DO THIS: Images are not part of the copy; transcribe all the data exactly.

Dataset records
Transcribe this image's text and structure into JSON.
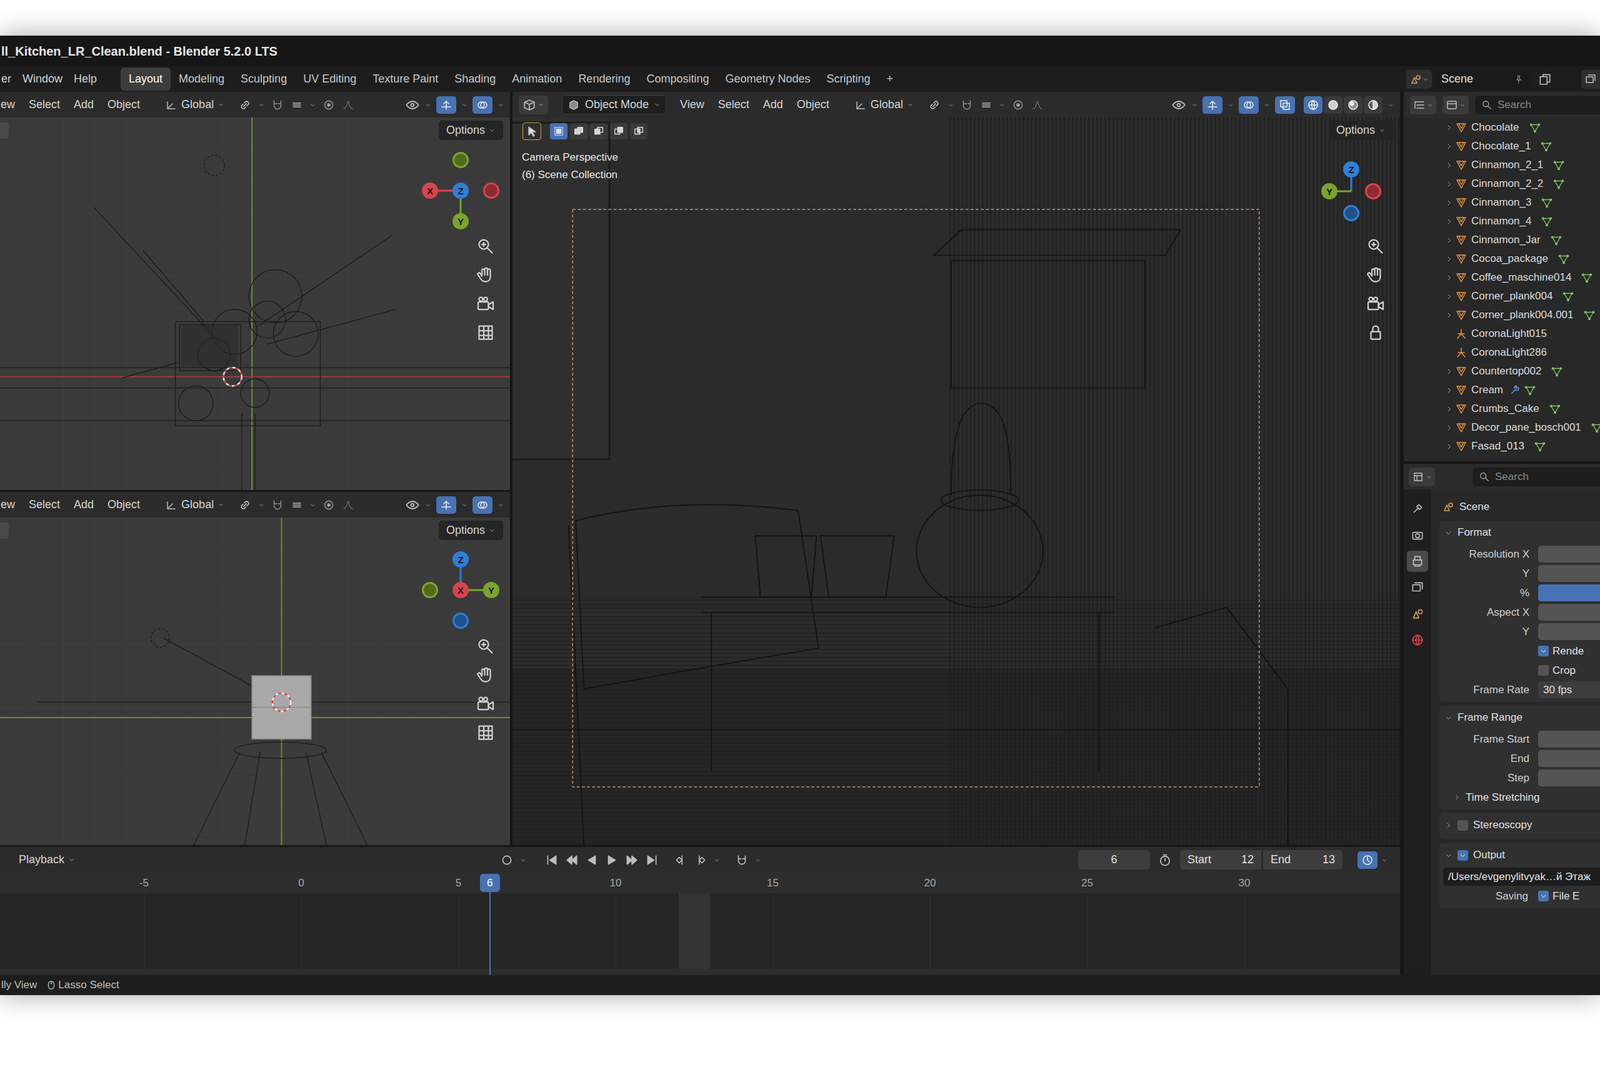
{
  "window": {
    "title": "ll_Kitchen_LR_Clean.blend - Blender 5.2.0 LTS"
  },
  "menu": [
    "er",
    "Window",
    "Help"
  ],
  "workspaces": [
    {
      "label": "Layout",
      "selected": true
    },
    {
      "label": "Modeling",
      "selected": false
    },
    {
      "label": "Sculpting",
      "selected": false
    },
    {
      "label": "UV Editing",
      "selected": false
    },
    {
      "label": "Texture Paint",
      "selected": false
    },
    {
      "label": "Shading",
      "selected": false
    },
    {
      "label": "Animation",
      "selected": false
    },
    {
      "label": "Rendering",
      "selected": false
    },
    {
      "label": "Compositing",
      "selected": false
    },
    {
      "label": "Geometry Nodes",
      "selected": false
    },
    {
      "label": "Scripting",
      "selected": false
    }
  ],
  "add_workspace": "+",
  "scene": {
    "name": "Scene"
  },
  "side_viewports": [
    {
      "menu": [
        "ew",
        "Select",
        "Add",
        "Object"
      ],
      "orientation": "Global",
      "options": "Options",
      "toggles": [
        {
          "on": true
        },
        {
          "on": true
        }
      ],
      "gizmo": [
        {
          "kind": "negative",
          "color": "#7aa52c",
          "direction": "up"
        },
        {
          "kind": "negative",
          "color": "#d8434d",
          "direction": "right"
        },
        {
          "kind": "positive",
          "label": "X",
          "color": "#d8434d",
          "direction": "left"
        },
        {
          "kind": "positive",
          "label": "Y",
          "color": "#7aa52c",
          "direction": "down"
        },
        {
          "kind": "positive",
          "label": "Z",
          "color": "#2f7fd8",
          "direction": "center"
        }
      ]
    },
    {
      "menu": [
        "ew",
        "Select",
        "Add",
        "Object"
      ],
      "orientation": "Global",
      "options": "Options",
      "toggles": [
        {
          "on": true
        },
        {
          "on": true
        }
      ],
      "gizmo": [
        {
          "kind": "negative",
          "color": "#7aa52c",
          "direction": "left"
        },
        {
          "kind": "negative",
          "color": "#2f7fd8",
          "direction": "down"
        },
        {
          "kind": "positive",
          "label": "Z",
          "color": "#2f7fd8",
          "direction": "up"
        },
        {
          "kind": "positive",
          "label": "Y",
          "color": "#7aa52c",
          "direction": "right"
        },
        {
          "kind": "positive",
          "label": "X",
          "color": "#d8434d",
          "direction": "center"
        }
      ]
    }
  ],
  "camera_viewport": {
    "mode": "Object Mode",
    "menu": [
      "View",
      "Select",
      "Add",
      "Object"
    ],
    "orientation": "Global",
    "options": "Options",
    "toggles": [
      {
        "on": true
      },
      {
        "on": true
      },
      {
        "on": true
      }
    ],
    "shading": [
      {
        "selected": true
      },
      {
        "selected": false
      },
      {
        "selected": false
      },
      {
        "selected": false
      }
    ],
    "select_modes": [
      {
        "selected": true
      },
      {
        "selected": false
      },
      {
        "selected": false
      },
      {
        "selected": false
      },
      {
        "selected": false
      }
    ],
    "overlay": [
      "Camera Perspective",
      "(6) Scene Collection"
    ],
    "gizmo": [
      {
        "kind": "negative",
        "color": "#d8434d",
        "direction": "right"
      },
      {
        "kind": "negative",
        "color": "#2f7fd8",
        "direction": "down"
      },
      {
        "kind": "positive",
        "label": "Z",
        "color": "#2f7fd8",
        "direction": "up"
      },
      {
        "kind": "positive",
        "label": "Y",
        "color": "#7aa52c",
        "direction": "left"
      }
    ]
  },
  "outliner": {
    "search": "Search",
    "items": [
      {
        "name": "Chocolate",
        "kind": "mesh",
        "expandable": true,
        "modifier": false
      },
      {
        "name": "Chocolate_1",
        "kind": "mesh",
        "expandable": true,
        "modifier": false
      },
      {
        "name": "Cinnamon_2_1",
        "kind": "mesh",
        "expandable": true,
        "modifier": false
      },
      {
        "name": "Cinnamon_2_2",
        "kind": "mesh",
        "expandable": true,
        "modifier": false
      },
      {
        "name": "Cinnamon_3",
        "kind": "mesh",
        "expandable": true,
        "modifier": false
      },
      {
        "name": "Cinnamon_4",
        "kind": "mesh",
        "expandable": true,
        "modifier": false
      },
      {
        "name": "Cinnamon_Jar",
        "kind": "mesh",
        "expandable": true,
        "modifier": false
      },
      {
        "name": "Cocoa_package",
        "kind": "mesh",
        "expandable": true,
        "modifier": false
      },
      {
        "name": "Coffee_maschine014",
        "kind": "mesh",
        "expandable": true,
        "modifier": false
      },
      {
        "name": "Corner_plank004",
        "kind": "mesh",
        "expandable": true,
        "modifier": false
      },
      {
        "name": "Corner_plank004.001",
        "kind": "mesh",
        "expandable": true,
        "modifier": false
      },
      {
        "name": "CoronaLight015",
        "kind": "light",
        "expandable": false,
        "modifier": false
      },
      {
        "name": "CoronaLight286",
        "kind": "light",
        "expandable": false,
        "modifier": false
      },
      {
        "name": "Countertop002",
        "kind": "mesh",
        "expandable": true,
        "modifier": false
      },
      {
        "name": "Cream",
        "kind": "mesh",
        "expandable": true,
        "modifier": true
      },
      {
        "name": "Crumbs_Cake",
        "kind": "mesh",
        "expandable": true,
        "modifier": false
      },
      {
        "name": "Decor_pane_bosch001",
        "kind": "mesh",
        "expandable": true,
        "modifier": false
      },
      {
        "name": "Fasad_013",
        "kind": "mesh",
        "expandable": true,
        "modifier": false
      }
    ]
  },
  "properties": {
    "search": "Search",
    "tabs": [
      {
        "selected": false
      },
      {
        "selected": false
      },
      {
        "selected": true
      },
      {
        "selected": false
      },
      {
        "selected": false
      },
      {
        "selected": false
      }
    ],
    "context": "Scene",
    "panels": [
      {
        "title": "Format",
        "expanded": true,
        "rows": [
          {
            "kind": "field",
            "label": "Resolution X"
          },
          {
            "kind": "field",
            "label": "Y"
          },
          {
            "kind": "slider",
            "label": "%",
            "level": 1
          },
          {
            "kind": "field",
            "label": "Aspect X"
          },
          {
            "kind": "field",
            "label": "Y"
          },
          {
            "kind": "checkbox",
            "label": "Rende",
            "checked": true
          },
          {
            "kind": "checkbox",
            "label": "Crop",
            "checked": false
          },
          {
            "kind": "field",
            "label": "Frame Rate",
            "value": "30 fps"
          }
        ]
      },
      {
        "title": "Frame Range",
        "expanded": true,
        "rows": [
          {
            "kind": "field",
            "label": "Frame Start"
          },
          {
            "kind": "field",
            "label": "End"
          },
          {
            "kind": "field",
            "label": "Step"
          },
          {
            "kind": "subpanel",
            "label": "Time Stretching",
            "expanded": false
          }
        ]
      },
      {
        "title": "Stereoscopy",
        "expanded": false,
        "toggle": false
      },
      {
        "title": "Output",
        "expanded": true,
        "toggle": true,
        "rows": [
          {
            "kind": "path",
            "value": "/Users/evgenylitvyak…й Этаж"
          },
          {
            "kind": "checkbox",
            "caption": "Saving",
            "label": "File E",
            "checked": true
          }
        ]
      }
    ]
  },
  "timeline": {
    "mode": "Playback",
    "current_frame": "6",
    "start_label": "Start",
    "start": "12",
    "end_label": "End",
    "end": "13",
    "ticks": [
      "-5",
      "0",
      "5",
      "10",
      "15",
      "20",
      "25",
      "30"
    ],
    "playhead": "6"
  },
  "status_bar": [
    "lly View",
    "Lasso Select"
  ]
}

WRITTEN SOLUTION:
Transcribe this image's text and structure into JSON.
{
  "window": {
    "title": "ll_Kitchen_LR_Clean.blend - Blender 5.2.0 LTS"
  },
  "menu": [
    "er",
    "Window",
    "Help"
  ],
  "workspaces": [
    {
      "label": "Layout",
      "selected": true
    },
    {
      "label": "Modeling",
      "selected": false
    },
    {
      "label": "Sculpting",
      "selected": false
    },
    {
      "label": "UV Editing",
      "selected": false
    },
    {
      "label": "Texture Paint",
      "selected": false
    },
    {
      "label": "Shading",
      "selected": false
    },
    {
      "label": "Animation",
      "selected": false
    },
    {
      "label": "Rendering",
      "selected": false
    },
    {
      "label": "Compositing",
      "selected": false
    },
    {
      "label": "Geometry Nodes",
      "selected": false
    },
    {
      "label": "Scripting",
      "selected": false
    }
  ],
  "add_workspace": "+",
  "scene": {
    "name": "Scene"
  },
  "side_viewports": [
    {
      "menu": [
        "ew",
        "Select",
        "Add",
        "Object"
      ],
      "orientation": "Global",
      "options": "Options",
      "toggles": [
        {
          "on": true
        },
        {
          "on": true
        }
      ],
      "gizmo": [
        {
          "kind": "negative",
          "color": "#7aa52c",
          "direction": "up"
        },
        {
          "kind": "negative",
          "color": "#d8434d",
          "direction": "right"
        },
        {
          "kind": "positive",
          "label": "X",
          "color": "#d8434d",
          "direction": "left"
        },
        {
          "kind": "positive",
          "label": "Y",
          "color": "#7aa52c",
          "direction": "down"
        },
        {
          "kind": "positive",
          "label": "Z",
          "color": "#2f7fd8",
          "direction": "center"
        }
      ]
    },
    {
      "menu": [
        "ew",
        "Select",
        "Add",
        "Object"
      ],
      "orientation": "Global",
      "options": "Options",
      "toggles": [
        {
          "on": true
        },
        {
          "on": true
        }
      ],
      "gizmo": [
        {
          "kind": "negative",
          "color": "#7aa52c",
          "direction": "left"
        },
        {
          "kind": "negative",
          "color": "#2f7fd8",
          "direction": "down"
        },
        {
          "kind": "positive",
          "label": "Z",
          "color": "#2f7fd8",
          "direction": "up"
        },
        {
          "kind": "positive",
          "label": "Y",
          "color": "#7aa52c",
          "direction": "right"
        },
        {
          "kind": "positive",
          "label": "X",
          "color": "#d8434d",
          "direction": "center"
        }
      ]
    }
  ],
  "camera_viewport": {
    "mode": "Object Mode",
    "menu": [
      "View",
      "Select",
      "Add",
      "Object"
    ],
    "orientation": "Global",
    "options": "Options",
    "toggles": [
      {
        "on": true
      },
      {
        "on": true
      },
      {
        "on": true
      }
    ],
    "shading": [
      {
        "selected": true
      },
      {
        "selected": false
      },
      {
        "selected": false
      },
      {
        "selected": false
      }
    ],
    "select_modes": [
      {
        "selected": true
      },
      {
        "selected": false
      },
      {
        "selected": false
      },
      {
        "selected": false
      },
      {
        "selected": false
      }
    ],
    "overlay": [
      "Camera Perspective",
      "(6) Scene Collection"
    ],
    "gizmo": [
      {
        "kind": "negative",
        "color": "#d8434d",
        "direction": "right"
      },
      {
        "kind": "negative",
        "color": "#2f7fd8",
        "direction": "down"
      },
      {
        "kind": "positive",
        "label": "Z",
        "color": "#2f7fd8",
        "direction": "up"
      },
      {
        "kind": "positive",
        "label": "Y",
        "color": "#7aa52c",
        "direction": "left"
      }
    ]
  },
  "outliner": {
    "search": "Search",
    "items": [
      {
        "name": "Chocolate",
        "kind": "mesh",
        "expandable": true,
        "modifier": false
      },
      {
        "name": "Chocolate_1",
        "kind": "mesh",
        "expandable": true,
        "modifier": false
      },
      {
        "name": "Cinnamon_2_1",
        "kind": "mesh",
        "expandable": true,
        "modifier": false
      },
      {
        "name": "Cinnamon_2_2",
        "kind": "mesh",
        "expandable": true,
        "modifier": false
      },
      {
        "name": "Cinnamon_3",
        "kind": "mesh",
        "expandable": true,
        "modifier": false
      },
      {
        "name": "Cinnamon_4",
        "kind": "mesh",
        "expandable": true,
        "modifier": false
      },
      {
        "name": "Cinnamon_Jar",
        "kind": "mesh",
        "expandable": true,
        "modifier": false
      },
      {
        "name": "Cocoa_package",
        "kind": "mesh",
        "expandable": true,
        "modifier": false
      },
      {
        "name": "Coffee_maschine014",
        "kind": "mesh",
        "expandable": true,
        "modifier": false
      },
      {
        "name": "Corner_plank004",
        "kind": "mesh",
        "expandable": true,
        "modifier": false
      },
      {
        "name": "Corner_plank004.001",
        "kind": "mesh",
        "expandable": true,
        "modifier": false
      },
      {
        "name": "CoronaLight015",
        "kind": "light",
        "expandable": false,
        "modifier": false
      },
      {
        "name": "CoronaLight286",
        "kind": "light",
        "expandable": false,
        "modifier": false
      },
      {
        "name": "Countertop002",
        "kind": "mesh",
        "expandable": true,
        "modifier": false
      },
      {
        "name": "Cream",
        "kind": "mesh",
        "expandable": true,
        "modifier": true
      },
      {
        "name": "Crumbs_Cake",
        "kind": "mesh",
        "expandable": true,
        "modifier": false
      },
      {
        "name": "Decor_pane_bosch001",
        "kind": "mesh",
        "expandable": true,
        "modifier": false
      },
      {
        "name": "Fasad_013",
        "kind": "mesh",
        "expandable": true,
        "modifier": false
      }
    ]
  },
  "properties": {
    "search": "Search",
    "tabs": [
      {
        "selected": false
      },
      {
        "selected": false
      },
      {
        "selected": true
      },
      {
        "selected": false
      },
      {
        "selected": false
      },
      {
        "selected": false
      }
    ],
    "context": "Scene",
    "panels": [
      {
        "title": "Format",
        "expanded": true,
        "rows": [
          {
            "kind": "field",
            "label": "Resolution X"
          },
          {
            "kind": "field",
            "label": "Y"
          },
          {
            "kind": "slider",
            "label": "%",
            "level": 1
          },
          {
            "kind": "field",
            "label": "Aspect X"
          },
          {
            "kind": "field",
            "label": "Y"
          },
          {
            "kind": "checkbox",
            "label": "Rende",
            "checked": true
          },
          {
            "kind": "checkbox",
            "label": "Crop",
            "checked": false
          },
          {
            "kind": "field",
            "label": "Frame Rate",
            "value": "30 fps"
          }
        ]
      },
      {
        "title": "Frame Range",
        "expanded": true,
        "rows": [
          {
            "kind": "field",
            "label": "Frame Start"
          },
          {
            "kind": "field",
            "label": "End"
          },
          {
            "kind": "field",
            "label": "Step"
          },
          {
            "kind": "subpanel",
            "label": "Time Stretching",
            "expanded": false
          }
        ]
      },
      {
        "title": "Stereoscopy",
        "expanded": false,
        "toggle": false
      },
      {
        "title": "Output",
        "expanded": true,
        "toggle": true,
        "rows": [
          {
            "kind": "path",
            "value": "/Users/evgenylitvyak…й Этаж"
          },
          {
            "kind": "checkbox",
            "caption": "Saving",
            "label": "File E",
            "checked": true
          }
        ]
      }
    ]
  },
  "timeline": {
    "mode": "Playback",
    "current_frame": "6",
    "start_label": "Start",
    "start": "12",
    "end_label": "End",
    "end": "13",
    "ticks": [
      "-5",
      "0",
      "5",
      "10",
      "15",
      "20",
      "25",
      "30"
    ],
    "playhead": "6"
  },
  "status_bar": [
    "lly View",
    "Lasso Select"
  ]
}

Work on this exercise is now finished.